[Begin Data for processing]
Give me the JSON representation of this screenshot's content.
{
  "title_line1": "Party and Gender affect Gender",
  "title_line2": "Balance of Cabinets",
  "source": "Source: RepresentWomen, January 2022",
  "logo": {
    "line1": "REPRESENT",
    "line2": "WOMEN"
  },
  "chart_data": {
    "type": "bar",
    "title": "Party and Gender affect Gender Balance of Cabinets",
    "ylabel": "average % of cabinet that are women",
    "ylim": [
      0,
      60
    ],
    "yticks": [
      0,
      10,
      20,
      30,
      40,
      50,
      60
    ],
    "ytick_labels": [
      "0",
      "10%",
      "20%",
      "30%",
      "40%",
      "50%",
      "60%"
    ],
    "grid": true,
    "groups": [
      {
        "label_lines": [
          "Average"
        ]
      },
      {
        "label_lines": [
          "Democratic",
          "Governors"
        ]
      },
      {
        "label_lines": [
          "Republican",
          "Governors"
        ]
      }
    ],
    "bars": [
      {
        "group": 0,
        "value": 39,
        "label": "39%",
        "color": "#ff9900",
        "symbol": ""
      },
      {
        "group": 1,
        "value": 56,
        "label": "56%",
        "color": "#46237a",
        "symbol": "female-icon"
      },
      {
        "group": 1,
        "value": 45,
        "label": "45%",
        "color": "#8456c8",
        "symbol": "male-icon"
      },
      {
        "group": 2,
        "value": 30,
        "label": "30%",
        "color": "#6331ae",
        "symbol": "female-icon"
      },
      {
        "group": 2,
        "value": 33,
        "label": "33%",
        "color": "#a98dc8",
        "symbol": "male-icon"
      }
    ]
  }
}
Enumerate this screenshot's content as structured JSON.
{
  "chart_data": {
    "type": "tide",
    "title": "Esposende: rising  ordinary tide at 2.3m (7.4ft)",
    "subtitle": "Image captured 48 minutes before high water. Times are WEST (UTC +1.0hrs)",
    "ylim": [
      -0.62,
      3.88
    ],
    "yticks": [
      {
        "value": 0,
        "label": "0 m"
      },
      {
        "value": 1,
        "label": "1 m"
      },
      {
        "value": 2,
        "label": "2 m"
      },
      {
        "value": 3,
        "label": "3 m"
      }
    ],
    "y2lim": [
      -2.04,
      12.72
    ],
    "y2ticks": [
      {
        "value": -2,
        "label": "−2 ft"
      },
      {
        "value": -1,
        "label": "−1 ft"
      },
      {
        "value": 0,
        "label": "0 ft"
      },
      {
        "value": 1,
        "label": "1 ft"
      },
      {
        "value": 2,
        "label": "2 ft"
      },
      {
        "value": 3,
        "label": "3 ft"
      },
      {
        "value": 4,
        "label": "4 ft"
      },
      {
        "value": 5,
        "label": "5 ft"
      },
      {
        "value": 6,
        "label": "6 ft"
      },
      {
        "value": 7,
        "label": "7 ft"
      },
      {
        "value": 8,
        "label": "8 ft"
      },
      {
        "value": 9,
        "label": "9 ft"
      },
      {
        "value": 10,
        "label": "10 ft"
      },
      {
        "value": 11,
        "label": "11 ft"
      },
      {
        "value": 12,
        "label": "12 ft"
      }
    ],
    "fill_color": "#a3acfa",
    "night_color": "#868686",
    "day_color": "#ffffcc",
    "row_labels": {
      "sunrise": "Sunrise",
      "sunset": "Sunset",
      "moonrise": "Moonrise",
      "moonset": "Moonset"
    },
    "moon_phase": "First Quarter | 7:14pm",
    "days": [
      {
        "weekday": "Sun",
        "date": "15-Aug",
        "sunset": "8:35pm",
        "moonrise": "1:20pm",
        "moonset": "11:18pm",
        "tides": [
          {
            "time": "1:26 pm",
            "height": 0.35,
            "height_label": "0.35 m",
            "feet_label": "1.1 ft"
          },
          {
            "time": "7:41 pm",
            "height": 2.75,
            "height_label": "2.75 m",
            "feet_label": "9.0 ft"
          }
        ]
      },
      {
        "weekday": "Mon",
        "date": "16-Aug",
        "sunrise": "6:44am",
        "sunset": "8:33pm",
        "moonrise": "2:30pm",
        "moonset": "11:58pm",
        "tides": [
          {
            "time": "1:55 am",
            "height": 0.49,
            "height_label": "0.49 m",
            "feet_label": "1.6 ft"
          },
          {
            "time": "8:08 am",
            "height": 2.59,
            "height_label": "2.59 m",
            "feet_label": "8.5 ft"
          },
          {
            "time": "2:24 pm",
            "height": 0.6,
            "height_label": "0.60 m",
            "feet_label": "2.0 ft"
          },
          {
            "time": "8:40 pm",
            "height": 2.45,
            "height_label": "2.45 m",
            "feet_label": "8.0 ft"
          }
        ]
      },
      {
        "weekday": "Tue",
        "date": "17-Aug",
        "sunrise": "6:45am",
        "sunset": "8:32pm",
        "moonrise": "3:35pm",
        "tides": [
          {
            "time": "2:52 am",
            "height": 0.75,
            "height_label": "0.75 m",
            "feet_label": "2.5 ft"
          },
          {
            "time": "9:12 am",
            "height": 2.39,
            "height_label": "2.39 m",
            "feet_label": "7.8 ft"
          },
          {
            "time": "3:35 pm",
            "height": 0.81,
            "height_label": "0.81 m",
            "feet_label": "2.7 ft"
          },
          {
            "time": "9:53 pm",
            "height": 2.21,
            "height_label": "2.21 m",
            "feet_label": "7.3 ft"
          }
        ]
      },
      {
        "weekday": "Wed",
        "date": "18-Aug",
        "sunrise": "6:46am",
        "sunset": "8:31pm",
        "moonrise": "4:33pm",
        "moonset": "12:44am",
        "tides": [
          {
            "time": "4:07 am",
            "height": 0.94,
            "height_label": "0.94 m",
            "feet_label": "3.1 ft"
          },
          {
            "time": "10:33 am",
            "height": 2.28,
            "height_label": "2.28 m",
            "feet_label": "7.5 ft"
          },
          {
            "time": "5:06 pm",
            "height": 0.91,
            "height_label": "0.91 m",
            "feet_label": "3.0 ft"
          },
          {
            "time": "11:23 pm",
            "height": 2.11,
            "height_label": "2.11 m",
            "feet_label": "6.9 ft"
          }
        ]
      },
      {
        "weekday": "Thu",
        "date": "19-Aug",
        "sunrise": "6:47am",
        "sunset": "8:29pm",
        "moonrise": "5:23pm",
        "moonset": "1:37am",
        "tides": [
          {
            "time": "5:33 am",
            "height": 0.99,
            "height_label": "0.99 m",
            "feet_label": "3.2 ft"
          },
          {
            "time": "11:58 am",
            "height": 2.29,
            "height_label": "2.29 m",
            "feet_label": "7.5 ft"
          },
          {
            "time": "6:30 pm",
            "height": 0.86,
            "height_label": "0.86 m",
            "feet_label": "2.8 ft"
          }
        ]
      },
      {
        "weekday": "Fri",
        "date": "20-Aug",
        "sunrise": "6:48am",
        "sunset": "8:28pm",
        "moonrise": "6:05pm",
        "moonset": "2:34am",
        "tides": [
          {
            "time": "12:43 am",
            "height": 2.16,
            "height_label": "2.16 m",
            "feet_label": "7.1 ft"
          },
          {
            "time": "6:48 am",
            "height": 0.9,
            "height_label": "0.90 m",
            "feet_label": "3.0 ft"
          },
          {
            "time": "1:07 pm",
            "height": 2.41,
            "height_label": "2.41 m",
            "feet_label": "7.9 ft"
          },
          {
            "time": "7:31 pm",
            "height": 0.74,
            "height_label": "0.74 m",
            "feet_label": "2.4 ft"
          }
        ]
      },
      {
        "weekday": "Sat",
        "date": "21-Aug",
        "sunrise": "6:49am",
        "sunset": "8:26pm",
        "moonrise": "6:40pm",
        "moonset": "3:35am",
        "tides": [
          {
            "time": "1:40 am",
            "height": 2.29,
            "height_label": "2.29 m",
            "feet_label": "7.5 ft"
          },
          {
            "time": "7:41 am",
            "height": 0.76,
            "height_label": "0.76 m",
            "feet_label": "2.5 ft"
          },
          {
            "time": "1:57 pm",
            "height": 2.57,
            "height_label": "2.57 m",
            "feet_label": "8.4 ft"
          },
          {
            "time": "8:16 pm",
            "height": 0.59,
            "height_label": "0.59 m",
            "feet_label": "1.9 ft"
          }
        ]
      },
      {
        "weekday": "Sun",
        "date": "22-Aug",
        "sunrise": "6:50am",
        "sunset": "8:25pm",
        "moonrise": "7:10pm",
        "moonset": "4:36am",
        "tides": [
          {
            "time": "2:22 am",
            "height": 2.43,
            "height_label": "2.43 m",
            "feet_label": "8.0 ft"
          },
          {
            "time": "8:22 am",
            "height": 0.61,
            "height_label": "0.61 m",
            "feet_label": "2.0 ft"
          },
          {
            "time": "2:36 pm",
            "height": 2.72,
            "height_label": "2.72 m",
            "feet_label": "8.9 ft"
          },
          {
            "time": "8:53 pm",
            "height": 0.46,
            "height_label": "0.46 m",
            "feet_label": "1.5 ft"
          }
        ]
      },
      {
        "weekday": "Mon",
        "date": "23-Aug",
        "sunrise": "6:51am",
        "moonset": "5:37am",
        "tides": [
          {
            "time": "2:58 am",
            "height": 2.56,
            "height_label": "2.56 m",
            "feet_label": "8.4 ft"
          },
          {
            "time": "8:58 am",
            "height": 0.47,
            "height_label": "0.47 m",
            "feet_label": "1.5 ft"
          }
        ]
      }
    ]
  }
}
[End Data for processing]
## Written request:
Every line of the listing that holds "this" should be found and copied.

## Written answer:
Give me the JSON representation of this screenshot's content.
Enumerate this screenshot's content as structured JSON.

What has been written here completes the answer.